Start
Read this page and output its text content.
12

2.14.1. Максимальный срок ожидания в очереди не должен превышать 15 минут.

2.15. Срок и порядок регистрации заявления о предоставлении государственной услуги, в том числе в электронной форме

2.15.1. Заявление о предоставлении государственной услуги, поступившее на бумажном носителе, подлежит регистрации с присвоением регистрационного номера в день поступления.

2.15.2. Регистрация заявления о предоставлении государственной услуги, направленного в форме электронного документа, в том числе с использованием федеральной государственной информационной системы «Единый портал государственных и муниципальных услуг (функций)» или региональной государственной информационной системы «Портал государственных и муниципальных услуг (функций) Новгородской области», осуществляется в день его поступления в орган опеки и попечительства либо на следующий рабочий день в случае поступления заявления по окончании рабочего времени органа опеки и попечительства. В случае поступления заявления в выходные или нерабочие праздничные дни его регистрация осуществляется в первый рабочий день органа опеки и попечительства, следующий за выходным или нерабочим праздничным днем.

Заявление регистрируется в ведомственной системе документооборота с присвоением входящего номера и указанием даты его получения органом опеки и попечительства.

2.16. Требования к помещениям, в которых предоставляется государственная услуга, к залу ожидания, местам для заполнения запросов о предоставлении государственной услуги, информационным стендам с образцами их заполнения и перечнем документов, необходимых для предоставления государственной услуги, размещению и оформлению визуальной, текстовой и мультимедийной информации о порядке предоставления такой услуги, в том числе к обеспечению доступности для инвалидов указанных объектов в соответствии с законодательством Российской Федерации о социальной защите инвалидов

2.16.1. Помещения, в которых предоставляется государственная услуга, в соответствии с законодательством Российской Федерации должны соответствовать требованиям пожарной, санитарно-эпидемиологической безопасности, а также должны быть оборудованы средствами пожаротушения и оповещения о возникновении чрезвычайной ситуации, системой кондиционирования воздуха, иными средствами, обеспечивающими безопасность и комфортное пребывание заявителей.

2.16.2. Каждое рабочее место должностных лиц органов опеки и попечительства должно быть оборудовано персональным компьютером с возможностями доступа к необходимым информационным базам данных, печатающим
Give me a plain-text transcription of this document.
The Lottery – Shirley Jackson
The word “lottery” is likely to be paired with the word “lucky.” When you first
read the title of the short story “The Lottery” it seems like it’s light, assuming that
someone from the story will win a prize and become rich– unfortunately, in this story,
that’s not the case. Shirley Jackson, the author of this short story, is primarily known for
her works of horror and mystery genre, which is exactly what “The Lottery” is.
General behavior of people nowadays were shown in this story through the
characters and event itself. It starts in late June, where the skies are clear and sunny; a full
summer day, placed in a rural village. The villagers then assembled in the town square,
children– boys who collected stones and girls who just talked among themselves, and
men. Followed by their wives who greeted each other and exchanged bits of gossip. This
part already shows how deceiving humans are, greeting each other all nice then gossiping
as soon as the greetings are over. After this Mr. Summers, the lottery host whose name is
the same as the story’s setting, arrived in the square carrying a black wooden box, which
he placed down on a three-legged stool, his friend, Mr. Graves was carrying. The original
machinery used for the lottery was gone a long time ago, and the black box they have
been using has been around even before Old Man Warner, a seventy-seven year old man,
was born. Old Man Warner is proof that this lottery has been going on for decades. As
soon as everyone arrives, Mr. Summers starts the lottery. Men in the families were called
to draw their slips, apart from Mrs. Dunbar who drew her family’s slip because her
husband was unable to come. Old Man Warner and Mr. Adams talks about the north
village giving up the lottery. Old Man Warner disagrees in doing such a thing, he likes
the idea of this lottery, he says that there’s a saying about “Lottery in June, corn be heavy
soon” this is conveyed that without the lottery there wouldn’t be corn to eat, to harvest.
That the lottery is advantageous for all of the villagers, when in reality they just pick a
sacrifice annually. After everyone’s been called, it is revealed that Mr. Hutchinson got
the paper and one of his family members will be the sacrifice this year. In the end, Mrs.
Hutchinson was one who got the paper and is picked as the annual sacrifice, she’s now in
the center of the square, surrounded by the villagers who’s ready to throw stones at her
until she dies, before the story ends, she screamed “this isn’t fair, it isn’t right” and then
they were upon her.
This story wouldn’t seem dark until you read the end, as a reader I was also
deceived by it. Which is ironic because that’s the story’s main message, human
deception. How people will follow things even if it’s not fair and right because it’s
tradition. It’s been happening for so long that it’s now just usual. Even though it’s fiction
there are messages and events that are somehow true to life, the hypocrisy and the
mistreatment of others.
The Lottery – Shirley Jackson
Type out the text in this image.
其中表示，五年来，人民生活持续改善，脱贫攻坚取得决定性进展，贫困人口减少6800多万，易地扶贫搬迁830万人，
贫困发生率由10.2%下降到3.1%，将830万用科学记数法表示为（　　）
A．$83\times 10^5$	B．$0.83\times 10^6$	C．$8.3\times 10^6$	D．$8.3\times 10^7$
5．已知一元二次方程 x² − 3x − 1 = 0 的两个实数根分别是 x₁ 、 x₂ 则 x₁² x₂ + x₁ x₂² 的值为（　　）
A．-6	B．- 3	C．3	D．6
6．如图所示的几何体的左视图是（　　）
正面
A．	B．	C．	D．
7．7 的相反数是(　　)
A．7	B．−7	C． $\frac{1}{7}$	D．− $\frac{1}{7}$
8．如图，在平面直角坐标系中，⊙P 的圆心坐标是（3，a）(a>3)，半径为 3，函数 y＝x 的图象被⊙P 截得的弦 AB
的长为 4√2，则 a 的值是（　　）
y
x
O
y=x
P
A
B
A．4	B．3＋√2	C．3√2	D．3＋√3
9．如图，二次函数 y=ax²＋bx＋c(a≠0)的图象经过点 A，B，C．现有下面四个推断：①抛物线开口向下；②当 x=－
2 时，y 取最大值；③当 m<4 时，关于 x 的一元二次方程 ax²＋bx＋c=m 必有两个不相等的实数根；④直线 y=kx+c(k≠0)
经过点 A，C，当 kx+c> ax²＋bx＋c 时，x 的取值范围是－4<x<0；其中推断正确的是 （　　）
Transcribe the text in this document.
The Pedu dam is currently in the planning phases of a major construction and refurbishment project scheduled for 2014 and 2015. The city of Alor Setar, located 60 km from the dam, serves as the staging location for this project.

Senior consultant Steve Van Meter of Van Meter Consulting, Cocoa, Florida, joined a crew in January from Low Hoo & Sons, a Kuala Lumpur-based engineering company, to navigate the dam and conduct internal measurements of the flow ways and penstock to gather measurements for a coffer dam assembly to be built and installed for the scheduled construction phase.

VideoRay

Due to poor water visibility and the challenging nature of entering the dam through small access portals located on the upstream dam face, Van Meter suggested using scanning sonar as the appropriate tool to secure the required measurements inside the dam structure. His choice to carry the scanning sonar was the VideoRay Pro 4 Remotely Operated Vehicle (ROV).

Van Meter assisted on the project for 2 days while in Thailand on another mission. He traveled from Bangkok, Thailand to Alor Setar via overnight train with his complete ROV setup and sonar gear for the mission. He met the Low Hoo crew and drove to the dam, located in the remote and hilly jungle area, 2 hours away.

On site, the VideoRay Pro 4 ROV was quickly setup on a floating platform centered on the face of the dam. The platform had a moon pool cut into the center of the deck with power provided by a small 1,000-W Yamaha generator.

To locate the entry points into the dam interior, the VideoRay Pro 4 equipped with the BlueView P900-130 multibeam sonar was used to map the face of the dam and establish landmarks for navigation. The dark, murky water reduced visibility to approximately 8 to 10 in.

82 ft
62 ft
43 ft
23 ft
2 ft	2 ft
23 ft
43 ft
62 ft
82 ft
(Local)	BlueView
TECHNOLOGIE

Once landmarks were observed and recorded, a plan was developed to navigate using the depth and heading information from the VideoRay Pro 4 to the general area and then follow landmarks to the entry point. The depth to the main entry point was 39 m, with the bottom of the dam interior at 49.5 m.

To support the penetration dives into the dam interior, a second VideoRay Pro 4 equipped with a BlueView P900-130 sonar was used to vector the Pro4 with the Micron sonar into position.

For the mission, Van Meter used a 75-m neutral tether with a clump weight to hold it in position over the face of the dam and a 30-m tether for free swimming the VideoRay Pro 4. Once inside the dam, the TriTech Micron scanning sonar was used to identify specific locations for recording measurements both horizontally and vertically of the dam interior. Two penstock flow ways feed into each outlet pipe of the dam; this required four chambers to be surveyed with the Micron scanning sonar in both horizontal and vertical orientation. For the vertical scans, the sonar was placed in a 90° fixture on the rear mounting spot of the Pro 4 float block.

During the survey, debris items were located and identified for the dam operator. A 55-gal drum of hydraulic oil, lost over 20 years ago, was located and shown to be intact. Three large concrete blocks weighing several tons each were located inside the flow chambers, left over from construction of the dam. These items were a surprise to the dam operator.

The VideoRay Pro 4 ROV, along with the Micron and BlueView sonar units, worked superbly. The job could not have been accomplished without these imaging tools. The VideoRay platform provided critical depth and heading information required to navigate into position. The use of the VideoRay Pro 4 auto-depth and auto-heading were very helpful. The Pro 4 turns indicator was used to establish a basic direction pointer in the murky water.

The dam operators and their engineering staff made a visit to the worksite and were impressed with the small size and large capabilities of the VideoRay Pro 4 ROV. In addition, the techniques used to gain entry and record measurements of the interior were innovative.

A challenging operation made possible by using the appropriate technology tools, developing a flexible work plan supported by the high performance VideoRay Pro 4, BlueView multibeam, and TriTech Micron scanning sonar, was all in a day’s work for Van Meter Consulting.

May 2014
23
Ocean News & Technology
End
Report how many lines in the listing above include the word "Consulting". Give nothing but the number.

## RIGHT ANSWER
2